**WHAT TO DO**
Write out the records that appear below, verbatim and complete, but without pictures.

[Data records]
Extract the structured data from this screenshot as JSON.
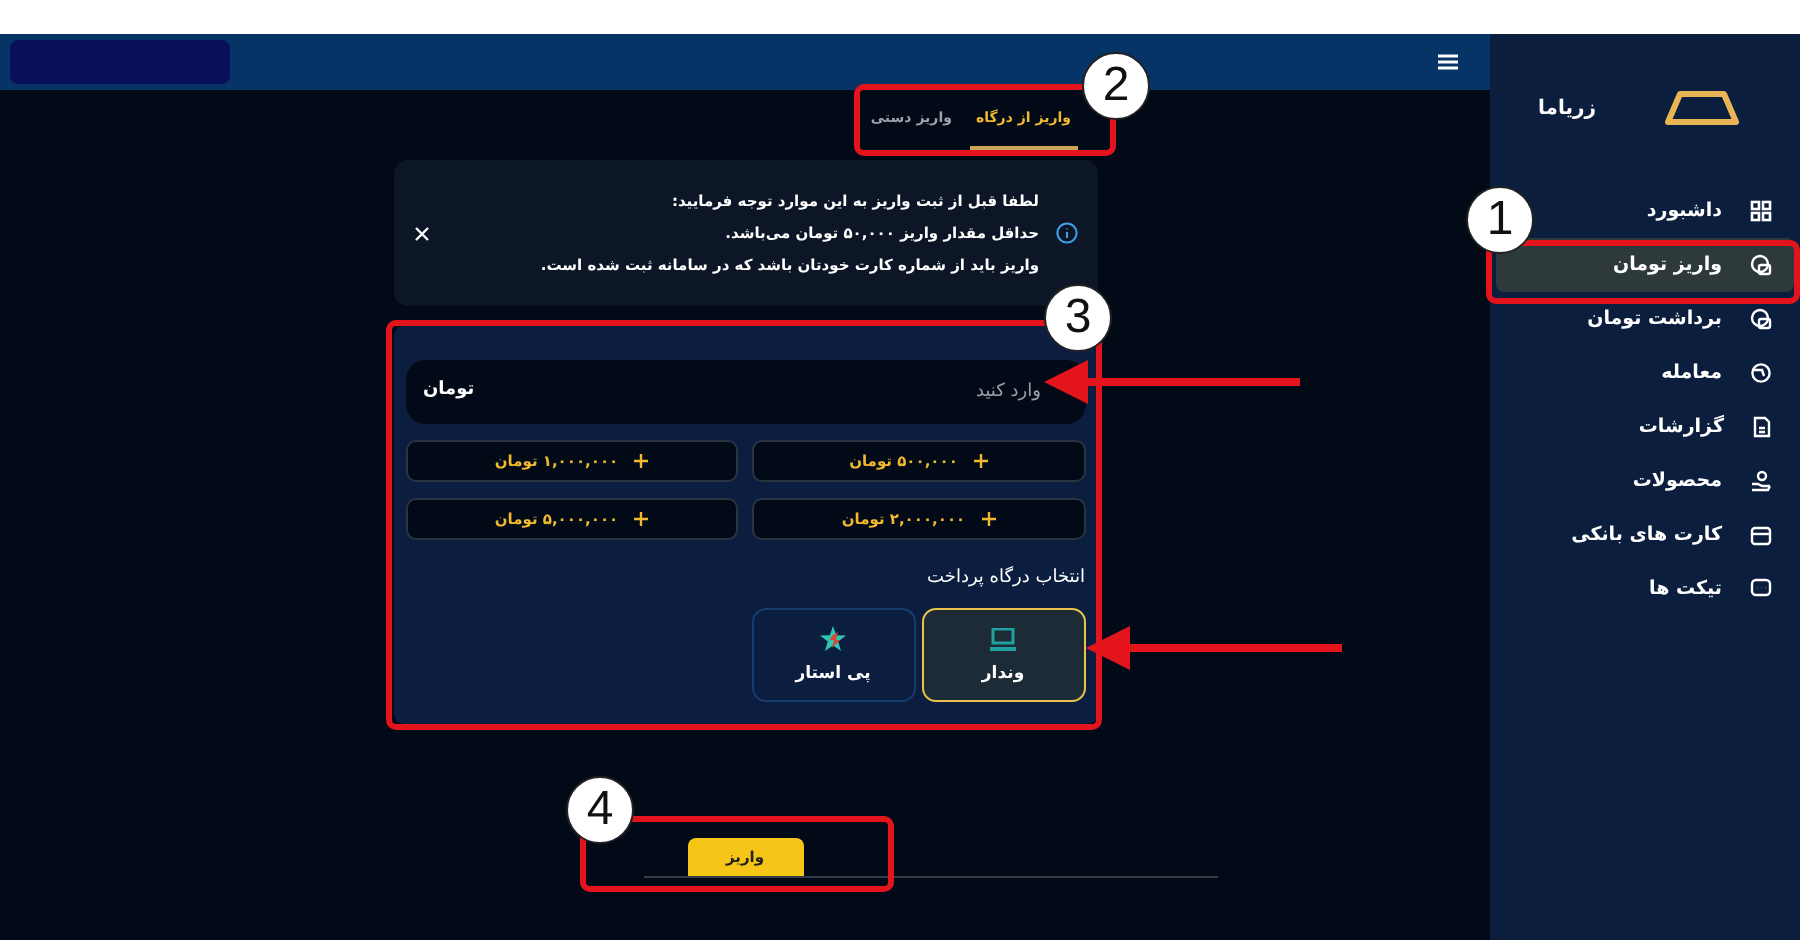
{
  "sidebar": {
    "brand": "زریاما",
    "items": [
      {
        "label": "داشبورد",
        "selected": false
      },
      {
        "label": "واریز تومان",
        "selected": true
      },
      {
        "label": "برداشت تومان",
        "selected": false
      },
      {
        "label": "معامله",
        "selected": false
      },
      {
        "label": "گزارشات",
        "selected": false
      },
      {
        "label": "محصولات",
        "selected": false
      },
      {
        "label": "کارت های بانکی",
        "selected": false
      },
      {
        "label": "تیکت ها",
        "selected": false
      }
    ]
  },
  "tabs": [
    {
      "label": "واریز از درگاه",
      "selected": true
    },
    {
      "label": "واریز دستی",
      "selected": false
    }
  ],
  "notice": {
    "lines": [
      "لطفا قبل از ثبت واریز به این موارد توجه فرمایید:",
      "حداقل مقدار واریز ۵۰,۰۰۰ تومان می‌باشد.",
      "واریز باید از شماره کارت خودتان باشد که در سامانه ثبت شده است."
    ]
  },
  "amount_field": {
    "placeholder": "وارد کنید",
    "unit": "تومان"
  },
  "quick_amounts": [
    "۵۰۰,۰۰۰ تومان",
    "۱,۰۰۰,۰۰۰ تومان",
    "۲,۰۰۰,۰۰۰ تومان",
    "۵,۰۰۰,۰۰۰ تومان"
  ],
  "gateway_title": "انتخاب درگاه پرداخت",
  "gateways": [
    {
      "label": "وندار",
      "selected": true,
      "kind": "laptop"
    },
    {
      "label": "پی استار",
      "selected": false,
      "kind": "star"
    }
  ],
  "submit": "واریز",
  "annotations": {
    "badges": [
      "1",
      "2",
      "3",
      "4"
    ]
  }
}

**RESULT OF THE EXERCISE**
Extract the structured data from this screenshot as JSON.
{
  "sidebar": {
    "brand": "زریاما",
    "items": [
      {
        "label": "داشبورد",
        "selected": false
      },
      {
        "label": "واریز تومان",
        "selected": true
      },
      {
        "label": "برداشت تومان",
        "selected": false
      },
      {
        "label": "معامله",
        "selected": false
      },
      {
        "label": "گزارشات",
        "selected": false
      },
      {
        "label": "محصولات",
        "selected": false
      },
      {
        "label": "کارت های بانکی",
        "selected": false
      },
      {
        "label": "تیکت ها",
        "selected": false
      }
    ]
  },
  "tabs": [
    {
      "label": "واریز از درگاه",
      "selected": true
    },
    {
      "label": "واریز دستی",
      "selected": false
    }
  ],
  "notice": {
    "lines": [
      "لطفا قبل از ثبت واریز به این موارد توجه فرمایید:",
      "حداقل مقدار واریز ۵۰,۰۰۰ تومان می‌باشد.",
      "واریز باید از شماره کارت خودتان باشد که در سامانه ثبت شده است."
    ]
  },
  "amount_field": {
    "placeholder": "وارد کنید",
    "unit": "تومان"
  },
  "quick_amounts": [
    "۵۰۰,۰۰۰ تومان",
    "۱,۰۰۰,۰۰۰ تومان",
    "۲,۰۰۰,۰۰۰ تومان",
    "۵,۰۰۰,۰۰۰ تومان"
  ],
  "gateway_title": "انتخاب درگاه پرداخت",
  "gateways": [
    {
      "label": "وندار",
      "selected": true,
      "kind": "laptop"
    },
    {
      "label": "پی استار",
      "selected": false,
      "kind": "star"
    }
  ],
  "submit": "واریز",
  "annotations": {
    "badges": [
      "1",
      "2",
      "3",
      "4"
    ]
  }
}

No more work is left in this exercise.